> _TASK DIRECTIONS_
Can you rewrite all the entries below with "current-control loop" renamed to "current-regulation loop", keeping everything else the same and leaving out the pictures?

Stored records:
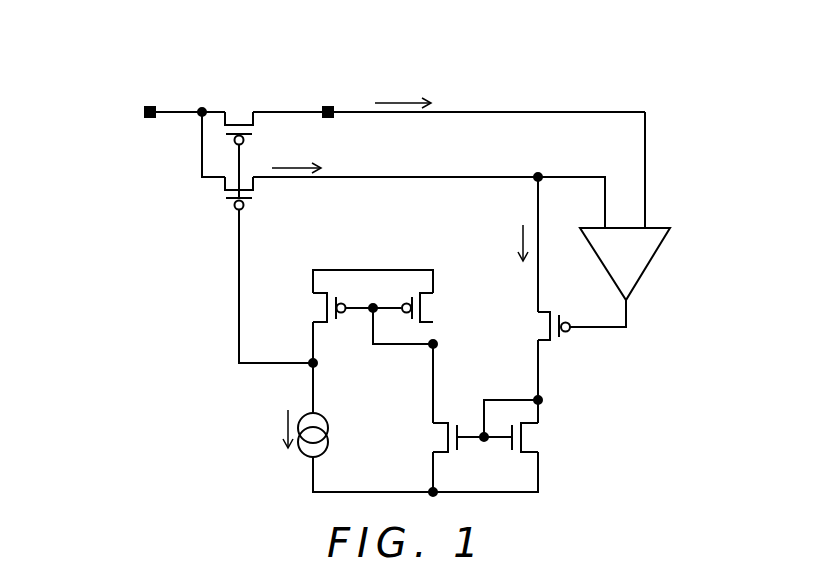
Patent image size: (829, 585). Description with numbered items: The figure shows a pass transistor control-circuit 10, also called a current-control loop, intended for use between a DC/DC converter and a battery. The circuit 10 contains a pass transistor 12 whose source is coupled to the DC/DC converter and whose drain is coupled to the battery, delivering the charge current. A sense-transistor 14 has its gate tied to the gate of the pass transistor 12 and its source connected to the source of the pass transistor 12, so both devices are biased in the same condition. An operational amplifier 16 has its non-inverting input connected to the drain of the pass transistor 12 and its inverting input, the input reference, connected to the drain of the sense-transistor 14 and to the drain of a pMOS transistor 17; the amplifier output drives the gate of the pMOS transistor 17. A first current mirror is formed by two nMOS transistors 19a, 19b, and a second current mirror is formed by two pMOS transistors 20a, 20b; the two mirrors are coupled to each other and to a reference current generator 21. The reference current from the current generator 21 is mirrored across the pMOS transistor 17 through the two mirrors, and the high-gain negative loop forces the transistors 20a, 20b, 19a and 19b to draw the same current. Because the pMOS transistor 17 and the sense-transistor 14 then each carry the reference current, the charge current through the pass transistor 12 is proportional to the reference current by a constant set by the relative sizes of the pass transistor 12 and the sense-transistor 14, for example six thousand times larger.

The pass transistor control-circuit 10 is at (103, 50).
The pass transistor 12 is at (240, 114).
The sense-transistor 14 is at (220, 196).
The operational amplifier 16 is at (643, 283).
The pMOS transistor 17 is at (518, 321).
The nMOS transistor M3 19a is at (414, 432).
The nMOS transistor M4 19b is at (556, 432).
The pMOS transistor M2 20a is at (293, 303).
The pMOS transistor M1 20b is at (451, 303).
The current generator 21 is at (298, 456).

> _WORKED ANSWER_
Patent image size: (829, 585). Description with numbered items: The figure shows a pass transistor control-circuit 10, also called a current-regulation loop, intended for use between a DC/DC converter and a battery. The circuit 10 contains a pass transistor 12 whose source is coupled to the DC/DC converter and whose drain is coupled to the battery, delivering the charge current. A sense-transistor 14 has its gate tied to the gate of the pass transistor 12 and its source connected to the source of the pass transistor 12, so both devices are biased in the same condition. An operational amplifier 16 has its non-inverting input connected to the drain of the pass transistor 12 and its inverting input, the input reference, connected to the drain of the sense-transistor 14 and to the drain of a pMOS transistor 17; the amplifier output drives the gate of the pMOS transistor 17. A first current mirror is formed by two nMOS transistors 19a, 19b, and a second current mirror is formed by two pMOS transistors 20a, 20b; the two mirrors are coupled to each other and to a reference current generator 21. The reference current from the current generator 21 is mirrored across the pMOS transistor 17 through the two mirrors, and the high-gain negative loop forces the transistors 20a, 20b, 19a and 19b to draw the same current. Because the pMOS transistor 17 and the sense-transistor 14 then each carry the reference current, the charge current through the pass transistor 12 is proportional to the reference current by a constant set by the relative sizes of the pass transistor 12 and the sense-transistor 14, for example six thousand times larger.

The pass transistor control-circuit 10 is at (103, 50).
The pass transistor 12 is at (240, 114).
The sense-transistor 14 is at (220, 196).
The operational amplifier 16 is at (643, 283).
The pMOS transistor 17 is at (518, 321).
The nMOS transistor M3 19a is at (414, 432).
The nMOS transistor M4 19b is at (556, 432).
The pMOS transistor M2 20a is at (293, 303).
The pMOS transistor M1 20b is at (451, 303).
The current generator 21 is at (298, 456).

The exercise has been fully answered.